▸ Text block
Foucault identified that, whatever the expression of equality within the republic, the systems and structures of control applied disproportionately to certain sections of society…children, women, criminals and to the physically and psychologically infirm. It was no coincidence that each of these groups was already identified, by the administration, as economically compromised. Accordingly, these groups were segregated and excluded from the productive economy of society.

The Theatre of Machines and the Great Standardisation
The division of labour was first conceptualised by Adam Smith in his Wealth of Nations (1776). Smith used the famous example of the pin workshop to illustrate his point. The division of labour, within the craft-based and artisan factory, allows for a massively increased productivity of output. The combining, by Smith, of efficiency, production and rational self-interest, provided the template for the industrial revolution.


Implicit in Smith’s concept was the specialisation of labour. This is the principle that suggests that, once you have divided up the process, it makes sense for the various operatives to specialise. They will become better (more efficient and more productive) through practice. We automatically do this for everyday activities around the house (putting up shelves, or washing up and laundry, for example)…

These organising principles were first made evident, on an industrial scale, at the Portsmouth Block Mill (1796). Samuel Bentham, Henry Maudslay and Marc Brunel arranged the factory so that steam power, machine tools and the division of labour were combined to orchestrate a fantastic mechanical ballet of production. According to this organisation, the rhythms of production were increasingly set by the tempo of the machine. It’s no coincidence that this system was first set up within a military context.

Balancing the productive output of this machinery required the observational control of resources and machines, along with the disciplinary control, by management, of the quality and quantity of work produced through the direction of human agency. In such environments, control and command were observational and disciplinary functions based on military experience.

Accordingly, the mathematician and logician Charles Babbage proposed the construction of a mechanical computing devices. These were the Difference Engine (1822) and Engine Number Two (1847). Subsequently, Babbage proposed an Analytical Engine (1871). This last device is now recognised as the precursor, in theoretical form at least, of the modern computer.

Babbage applied himself to the design of factory systems and the understanding of machine philosophy as a powerful system of logic. The issues of quality control, efficiency and productivity addressed by Babbage suggested several new (cybernetic) ideas – sequential organisation, branching and looping. These mechanisms allowed for the factory system to begin directing itself towards an optimal level of efficiency. Babbage understood that standardisation, automation, and integration, were each linked into a system of machine logic…nowadays, we think of all this in terms of the algorithm.

The Modern Machine-Ensemble
I’ve used the term machine-ensemble, to describe the integration of machine and organisation into a system, described above. The machine-ensemble is a term, first coined by Wolfgang Schivelbusch, in relation to the 19C railway system. The term recognises the scale, scope and speed of machine integration so that the systemic and mechanical workings of the whole are given expression through this term. As the term suggests, it’s a group of connected machines of different sorts. The whole thing is a network system that becomes a meta-machine.

▸ Your tasks
1. According to the passage on industry and control, who first coined the term machine-ensemble?
2. Reproduce the part of the passage on industry and control starting at "Balancing the productive" and ending at "on military experience.".
Rely only on the passage on industry and control to answer.

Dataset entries
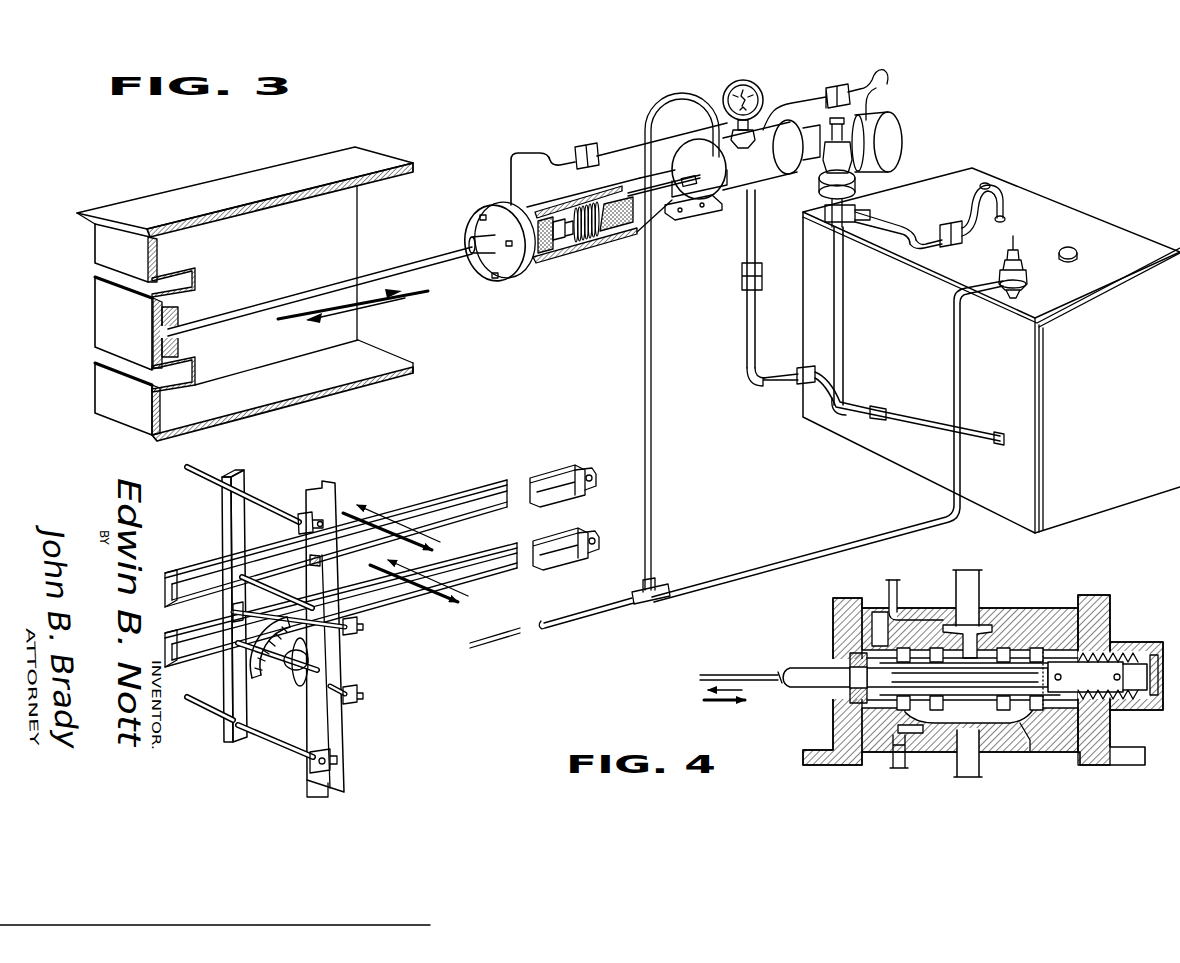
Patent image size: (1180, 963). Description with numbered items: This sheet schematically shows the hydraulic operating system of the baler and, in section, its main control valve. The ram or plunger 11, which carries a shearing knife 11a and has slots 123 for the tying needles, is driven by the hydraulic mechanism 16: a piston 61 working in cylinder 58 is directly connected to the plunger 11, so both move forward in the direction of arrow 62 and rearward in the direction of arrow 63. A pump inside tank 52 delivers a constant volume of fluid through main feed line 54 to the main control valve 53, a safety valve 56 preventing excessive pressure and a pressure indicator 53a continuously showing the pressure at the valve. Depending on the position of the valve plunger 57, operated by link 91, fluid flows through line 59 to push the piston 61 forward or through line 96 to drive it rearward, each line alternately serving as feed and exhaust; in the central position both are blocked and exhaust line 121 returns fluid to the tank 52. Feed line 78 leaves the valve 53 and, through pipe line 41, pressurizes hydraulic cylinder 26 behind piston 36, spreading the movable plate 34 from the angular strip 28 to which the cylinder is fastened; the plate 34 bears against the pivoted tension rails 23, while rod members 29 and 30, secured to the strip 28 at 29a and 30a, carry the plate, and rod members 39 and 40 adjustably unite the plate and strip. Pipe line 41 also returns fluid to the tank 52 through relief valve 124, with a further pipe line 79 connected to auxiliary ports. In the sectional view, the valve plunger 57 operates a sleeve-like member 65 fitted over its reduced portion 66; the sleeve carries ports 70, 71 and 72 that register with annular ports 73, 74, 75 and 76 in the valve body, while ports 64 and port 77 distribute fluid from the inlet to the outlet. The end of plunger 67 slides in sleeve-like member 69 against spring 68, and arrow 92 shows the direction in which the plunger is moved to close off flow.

In FIG. 3, the plunger 11 is at (227, 294).
In FIG. 3, the shearing knife 11a is at (105, 210).
In FIG. 3, the slots 123 is at (98, 246).
In FIG. 3, the hydraulic mechanism 16 is at (302, 292).
In FIG. 3, the arrow 62 is at (398, 302).
In FIG. 3, the arrow 63 is at (282, 322).
In FIG. 3, the piston 61 is at (590, 262).
In FIG. 3, the cylinder 58 is at (612, 246).
In FIG. 3, the valve plunger 57 is at (703, 216).
In FIG. 4, the valve plunger 57 is at (808, 666).
In FIG. 3, the link 91 is at (628, 193).
In FIG. 4, the link 91 is at (726, 674).
In FIG. 3, the main control valve 53 is at (777, 130).
In FIG. 4, the main control valve 53 is at (1028, 598).
In FIG. 3, the pressure indicator 53a is at (752, 82).
In FIG. 3, the safety valve 56 is at (806, 222).
In FIG. 3, the line 59 is at (818, 95).
In FIG. 3, the line 96 is at (612, 143).
In FIG. 4, the line 96 is at (969, 584).
In FIG. 3, the feed line 78 is at (705, 100).
In FIG. 4, the feed line 78 is at (894, 580).
In FIG. 3, the pipe line 79 is at (736, 250).
In FIG. 4, the pipe line 79 is at (892, 768).
In FIG. 3, the exhaust line 121 is at (750, 366).
In FIG. 3, the main feed line 54 is at (890, 222).
In FIG. 4, the main feed line 54 is at (984, 773).
In FIG. 3, the tank 52 is at (1040, 215).
In FIG. 3, the relief valve 124 is at (1030, 285).
In FIG. 3, the pipe line 41 is at (777, 563).
In FIG. 3, the arms 23 is at (453, 562).
In FIG. 3, the movable plate 34 is at (224, 520).
In FIG. 3, the angular strip 28 is at (335, 665).
In FIG. 3, the rod member 29 is at (210, 470).
In FIG. 3, the securing point 29a is at (345, 487).
In FIG. 3, the piston 36 is at (236, 650).
In FIG. 3, the rod member 39 is at (364, 628).
In FIG. 3, the rod member 40 is at (362, 700).
In FIG. 3, the hydraulic cylinder 26 is at (288, 676).
In FIG. 3, the rod member 30 is at (206, 712).
In FIG. 3, the securing point 30a is at (340, 760).
In FIG. 4, the reduced portion 66 is at (830, 722).
In FIG. 4, the port 70 is at (880, 608).
In FIG. 4, the port 77 is at (1010, 596).
In FIG. 4, the ports 64 is at (945, 748).
In FIG. 4, the port 71 is at (1005, 614).
In FIG. 4, the annular port 73 is at (905, 645).
In FIG. 4, the annular port 74 is at (937, 647).
In FIG. 4, the annular port 75 is at (1040, 612).
In FIG. 4, the sleeve-like member 65 is at (845, 640).
In FIG. 4, the arrow 92 is at (725, 702).
In FIG. 4, the end of plunger 67 is at (1122, 658).
In FIG. 4, the sleeve-like member 69 is at (1160, 655).
In FIG. 4, the spring 68 is at (1125, 712).
In FIG. 4, the port 72 is at (1090, 612).
In FIG. 4, the annular port 76 is at (1075, 606).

▸ Task-by-task results
1. Wolfgang Schivelbusch

2.
Balancing the productive output of this machinery required the observational control of resources and machines, along with the disciplinary control, by management, of the quality and quantity of work produced through the direction of human agency. In such environments, control and command were observational and disciplinary functions based on military experience.